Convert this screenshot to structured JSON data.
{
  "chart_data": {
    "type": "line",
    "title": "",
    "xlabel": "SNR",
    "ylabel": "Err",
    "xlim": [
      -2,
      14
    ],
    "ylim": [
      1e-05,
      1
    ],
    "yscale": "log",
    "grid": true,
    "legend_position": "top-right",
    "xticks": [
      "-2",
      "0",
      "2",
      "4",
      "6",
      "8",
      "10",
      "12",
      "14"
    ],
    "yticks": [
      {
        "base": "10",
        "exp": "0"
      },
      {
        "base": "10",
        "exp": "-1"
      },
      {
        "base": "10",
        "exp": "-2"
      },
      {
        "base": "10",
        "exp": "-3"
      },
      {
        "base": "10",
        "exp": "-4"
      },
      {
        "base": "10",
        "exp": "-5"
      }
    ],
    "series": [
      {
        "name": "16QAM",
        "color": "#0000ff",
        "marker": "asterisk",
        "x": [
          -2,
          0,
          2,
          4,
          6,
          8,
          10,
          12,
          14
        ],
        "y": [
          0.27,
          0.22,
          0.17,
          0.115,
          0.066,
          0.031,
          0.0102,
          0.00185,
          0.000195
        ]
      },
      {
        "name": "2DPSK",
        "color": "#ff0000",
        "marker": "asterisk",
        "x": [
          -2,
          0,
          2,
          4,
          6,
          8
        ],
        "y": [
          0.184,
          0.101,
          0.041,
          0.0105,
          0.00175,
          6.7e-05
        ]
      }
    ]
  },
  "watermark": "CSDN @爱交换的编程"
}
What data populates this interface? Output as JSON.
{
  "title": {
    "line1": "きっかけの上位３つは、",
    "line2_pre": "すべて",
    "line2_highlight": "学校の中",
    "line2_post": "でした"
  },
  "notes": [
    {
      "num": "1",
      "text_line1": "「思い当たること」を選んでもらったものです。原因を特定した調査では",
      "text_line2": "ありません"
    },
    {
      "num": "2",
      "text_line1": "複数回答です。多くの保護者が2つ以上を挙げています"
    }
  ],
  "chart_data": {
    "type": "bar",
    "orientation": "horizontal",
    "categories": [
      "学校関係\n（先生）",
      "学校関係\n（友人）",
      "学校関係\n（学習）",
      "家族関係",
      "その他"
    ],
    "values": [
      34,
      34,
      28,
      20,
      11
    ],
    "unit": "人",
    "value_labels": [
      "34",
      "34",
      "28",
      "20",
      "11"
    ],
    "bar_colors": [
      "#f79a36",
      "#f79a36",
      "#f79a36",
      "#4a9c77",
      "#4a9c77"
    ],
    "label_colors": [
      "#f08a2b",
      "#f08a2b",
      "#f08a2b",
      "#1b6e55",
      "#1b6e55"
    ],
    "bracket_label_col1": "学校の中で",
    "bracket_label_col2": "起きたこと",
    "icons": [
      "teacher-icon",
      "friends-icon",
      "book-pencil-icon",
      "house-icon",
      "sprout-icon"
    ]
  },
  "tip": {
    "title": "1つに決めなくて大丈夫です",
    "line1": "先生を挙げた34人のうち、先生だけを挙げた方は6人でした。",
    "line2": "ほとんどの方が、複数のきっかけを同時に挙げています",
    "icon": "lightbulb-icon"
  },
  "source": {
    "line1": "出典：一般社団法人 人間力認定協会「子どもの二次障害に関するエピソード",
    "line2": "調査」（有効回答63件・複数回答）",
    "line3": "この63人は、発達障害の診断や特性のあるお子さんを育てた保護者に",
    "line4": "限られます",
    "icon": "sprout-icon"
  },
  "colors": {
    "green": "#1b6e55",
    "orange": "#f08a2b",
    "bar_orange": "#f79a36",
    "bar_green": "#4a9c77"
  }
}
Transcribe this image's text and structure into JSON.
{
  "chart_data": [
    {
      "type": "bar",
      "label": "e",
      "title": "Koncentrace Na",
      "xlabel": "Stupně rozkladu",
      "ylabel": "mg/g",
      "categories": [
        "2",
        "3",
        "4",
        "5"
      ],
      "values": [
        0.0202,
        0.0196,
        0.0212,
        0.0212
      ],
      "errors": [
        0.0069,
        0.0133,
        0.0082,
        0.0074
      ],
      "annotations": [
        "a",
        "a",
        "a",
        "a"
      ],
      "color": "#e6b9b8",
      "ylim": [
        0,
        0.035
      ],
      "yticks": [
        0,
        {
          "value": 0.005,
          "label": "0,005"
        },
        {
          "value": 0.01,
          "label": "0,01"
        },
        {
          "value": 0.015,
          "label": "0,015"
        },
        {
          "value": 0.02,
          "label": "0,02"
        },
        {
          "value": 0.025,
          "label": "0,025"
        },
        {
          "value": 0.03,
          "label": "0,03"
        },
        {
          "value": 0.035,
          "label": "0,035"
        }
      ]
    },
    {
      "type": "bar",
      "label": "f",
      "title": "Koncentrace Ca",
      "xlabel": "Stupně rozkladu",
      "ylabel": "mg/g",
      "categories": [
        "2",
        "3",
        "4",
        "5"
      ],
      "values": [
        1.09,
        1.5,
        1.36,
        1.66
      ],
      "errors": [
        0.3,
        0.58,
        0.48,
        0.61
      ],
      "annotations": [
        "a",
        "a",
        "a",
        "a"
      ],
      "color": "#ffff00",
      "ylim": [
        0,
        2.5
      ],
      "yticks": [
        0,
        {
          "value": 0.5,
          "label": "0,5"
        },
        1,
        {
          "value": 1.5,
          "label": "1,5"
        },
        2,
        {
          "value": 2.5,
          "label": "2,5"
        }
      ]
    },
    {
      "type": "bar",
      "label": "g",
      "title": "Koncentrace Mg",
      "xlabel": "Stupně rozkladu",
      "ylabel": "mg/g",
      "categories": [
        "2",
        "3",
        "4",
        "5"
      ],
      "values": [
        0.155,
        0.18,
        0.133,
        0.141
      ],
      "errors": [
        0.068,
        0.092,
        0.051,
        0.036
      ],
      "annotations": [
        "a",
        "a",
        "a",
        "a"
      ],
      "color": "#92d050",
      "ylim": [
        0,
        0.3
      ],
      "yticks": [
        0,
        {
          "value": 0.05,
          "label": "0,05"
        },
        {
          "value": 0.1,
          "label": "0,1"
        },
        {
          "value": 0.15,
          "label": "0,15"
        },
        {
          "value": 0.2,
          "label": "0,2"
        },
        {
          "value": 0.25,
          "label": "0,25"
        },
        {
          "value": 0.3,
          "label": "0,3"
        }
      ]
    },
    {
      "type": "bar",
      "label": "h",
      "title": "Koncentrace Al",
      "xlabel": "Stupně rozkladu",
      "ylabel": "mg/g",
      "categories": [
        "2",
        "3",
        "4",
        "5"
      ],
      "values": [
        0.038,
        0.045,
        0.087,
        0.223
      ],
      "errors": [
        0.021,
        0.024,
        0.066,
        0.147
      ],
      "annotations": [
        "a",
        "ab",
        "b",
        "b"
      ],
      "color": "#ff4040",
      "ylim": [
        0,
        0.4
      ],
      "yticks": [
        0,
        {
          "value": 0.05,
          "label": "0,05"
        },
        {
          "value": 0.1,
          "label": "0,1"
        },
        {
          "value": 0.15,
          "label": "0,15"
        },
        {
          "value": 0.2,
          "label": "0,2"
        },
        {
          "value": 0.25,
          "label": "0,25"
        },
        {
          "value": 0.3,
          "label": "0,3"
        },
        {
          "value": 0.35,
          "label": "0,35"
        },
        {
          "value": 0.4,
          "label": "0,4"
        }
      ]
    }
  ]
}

■ GIVEN REQUEST
Transcribe all entries exactly as they are given.

■ ANSWER TO THE EXERCISE
Convert this screenshot to structured JSON data.
{
  "chart_data": {
    "type": "line",
    "title": "",
    "xlabel": "SNR",
    "ylabel": "Err",
    "xlim": [
      -2,
      14
    ],
    "ylim": [
      1e-05,
      1
    ],
    "yscale": "log",
    "grid": true,
    "legend_position": "top-right",
    "xticks": [
      "-2",
      "0",
      "2",
      "4",
      "6",
      "8",
      "10",
      "12",
      "14"
    ],
    "yticks": [
      {
        "base": "10",
        "exp": "0"
      },
      {
        "base": "10",
        "exp": "-1"
      },
      {
        "base": "10",
        "exp": "-2"
      },
      {
        "base": "10",
        "exp": "-3"
      },
      {
        "base": "10",
        "exp": "-4"
      },
      {
        "base": "10",
        "exp": "-5"
      }
    ],
    "series": [
      {
        "name": "16QAM",
        "color": "#0000ff",
        "marker": "asterisk",
        "x": [
          -2,
          0,
          2,
          4,
          6,
          8,
          10,
          12,
          14
        ],
        "y": [
          0.27,
          0.22,
          0.17,
          0.115,
          0.066,
          0.031,
          0.0102,
          0.00185,
          0.000195
        ]
      },
      {
        "name": "2DPSK",
        "color": "#ff0000",
        "marker": "asterisk",
        "x": [
          -2,
          0,
          2,
          4,
          6,
          8
        ],
        "y": [
          0.184,
          0.101,
          0.041,
          0.0105,
          0.00175,
          6.7e-05
        ]
      }
    ]
  },
  "watermark": "CSDN @爱交换的编程"
}
What data populates this interface? Output as JSON.
{
  "title": {
    "line1": "きっかけの上位３つは、",
    "line2_pre": "すべて",
    "line2_highlight": "学校の中",
    "line2_post": "でした"
  },
  "notes": [
    {
      "num": "1",
      "text_line1": "「思い当たること」を選んでもらったものです。原因を特定した調査では",
      "text_line2": "ありません"
    },
    {
      "num": "2",
      "text_line1": "複数回答です。多くの保護者が2つ以上を挙げています"
    }
  ],
  "chart_data": {
    "type": "bar",
    "orientation": "horizontal",
    "categories": [
      "学校関係\n（先生）",
      "学校関係\n（友人）",
      "学校関係\n（学習）",
      "家族関係",
      "その他"
    ],
    "values": [
      34,
      34,
      28,
      20,
      11
    ],
    "unit": "人",
    "value_labels": [
      "34",
      "34",
      "28",
      "20",
      "11"
    ],
    "bar_colors": [
      "#f79a36",
      "#f79a36",
      "#f79a36",
      "#4a9c77",
      "#4a9c77"
    ],
    "label_colors": [
      "#f08a2b",
      "#f08a2b",
      "#f08a2b",
      "#1b6e55",
      "#1b6e55"
    ],
    "bracket_label_col1": "学校の中で",
    "bracket_label_col2": "起きたこと",
    "icons": [
      "teacher-icon",
      "friends-icon",
      "book-pencil-icon",
      "house-icon",
      "sprout-icon"
    ]
  },
  "tip": {
    "title": "1つに決めなくて大丈夫です",
    "line1": "先生を挙げた34人のうち、先生だけを挙げた方は6人でした。",
    "line2": "ほとんどの方が、複数のきっかけを同時に挙げています",
    "icon": "lightbulb-icon"
  },
  "source": {
    "line1": "出典：一般社団法人 人間力認定協会「子どもの二次障害に関するエピソード",
    "line2": "調査」（有効回答63件・複数回答）",
    "line3": "この63人は、発達障害の診断や特性のあるお子さんを育てた保護者に",
    "line4": "限られます",
    "icon": "sprout-icon"
  },
  "colors": {
    "green": "#1b6e55",
    "orange": "#f08a2b",
    "bar_orange": "#f79a36",
    "bar_green": "#4a9c77"
  }
}
Transcribe this image's text and structure into JSON.
{
  "chart_data": [
    {
      "type": "bar",
      "label": "e",
      "title": "Koncentrace Na",
      "xlabel": "Stupně rozkladu",
      "ylabel": "mg/g",
      "categories": [
        "2",
        "3",
        "4",
        "5"
      ],
      "values": [
        0.0202,
        0.0196,
        0.0212,
        0.0212
      ],
      "errors": [
        0.0069,
        0.0133,
        0.0082,
        0.0074
      ],
      "annotations": [
        "a",
        "a",
        "a",
        "a"
      ],
      "color": "#e6b9b8",
      "ylim": [
        0,
        0.035
      ],
      "yticks": [
        0,
        {
          "value": 0.005,
          "label": "0,005"
        },
        {
          "value": 0.01,
          "label": "0,01"
        },
        {
          "value": 0.015,
          "label": "0,015"
        },
        {
          "value": 0.02,
          "label": "0,02"
        },
        {
          "value": 0.025,
          "label": "0,025"
        },
        {
          "value": 0.03,
          "label": "0,03"
        },
        {
          "value": 0.035,
          "label": "0,035"
        }
      ]
    },
    {
      "type": "bar",
      "label": "f",
      "title": "Koncentrace Ca",
      "xlabel": "Stupně rozkladu",
      "ylabel": "mg/g",
      "categories": [
        "2",
        "3",
        "4",
        "5"
      ],
      "values": [
        1.09,
        1.5,
        1.36,
        1.66
      ],
      "errors": [
        0.3,
        0.58,
        0.48,
        0.61
      ],
      "annotations": [
        "a",
        "a",
        "a",
        "a"
      ],
      "color": "#ffff00",
      "ylim": [
        0,
        2.5
      ],
      "yticks": [
        0,
        {
          "value": 0.5,
          "label": "0,5"
        },
        1,
        {
          "value": 1.5,
          "label": "1,5"
        },
        2,
        {
          "value": 2.5,
          "label": "2,5"
        }
      ]
    },
    {
      "type": "bar",
      "label": "g",
      "title": "Koncentrace Mg",
      "xlabel": "Stupně rozkladu",
      "ylabel": "mg/g",
      "categories": [
        "2",
        "3",
        "4",
        "5"
      ],
      "values": [
        0.155,
        0.18,
        0.133,
        0.141
      ],
      "errors": [
        0.068,
        0.092,
        0.051,
        0.036
      ],
      "annotations": [
        "a",
        "a",
        "a",
        "a"
      ],
      "color": "#92d050",
      "ylim": [
        0,
        0.3
      ],
      "yticks": [
        0,
        {
          "value": 0.05,
          "label": "0,05"
        },
        {
          "value": 0.1,
          "label": "0,1"
        },
        {
          "value": 0.15,
          "label": "0,15"
        },
        {
          "value": 0.2,
          "label": "0,2"
        },
        {
          "value": 0.25,
          "label": "0,25"
        },
        {
          "value": 0.3,
          "label": "0,3"
        }
      ]
    },
    {
      "type": "bar",
      "label": "h",
      "title": "Koncentrace Al",
      "xlabel": "Stupně rozkladu",
      "ylabel": "mg/g",
      "categories": [
        "2",
        "3",
        "4",
        "5"
      ],
      "values": [
        0.038,
        0.045,
        0.087,
        0.223
      ],
      "errors": [
        0.021,
        0.024,
        0.066,
        0.147
      ],
      "annotations": [
        "a",
        "ab",
        "b",
        "b"
      ],
      "color": "#ff4040",
      "ylim": [
        0,
        0.4
      ],
      "yticks": [
        0,
        {
          "value": 0.05,
          "label": "0,05"
        },
        {
          "value": 0.1,
          "label": "0,1"
        },
        {
          "value": 0.15,
          "label": "0,15"
        },
        {
          "value": 0.2,
          "label": "0,2"
        },
        {
          "value": 0.25,
          "label": "0,25"
        },
        {
          "value": 0.3,
          "label": "0,3"
        },
        {
          "value": 0.35,
          "label": "0,35"
        },
        {
          "value": 0.4,
          "label": "0,4"
        }
      ]
    }
  ]
}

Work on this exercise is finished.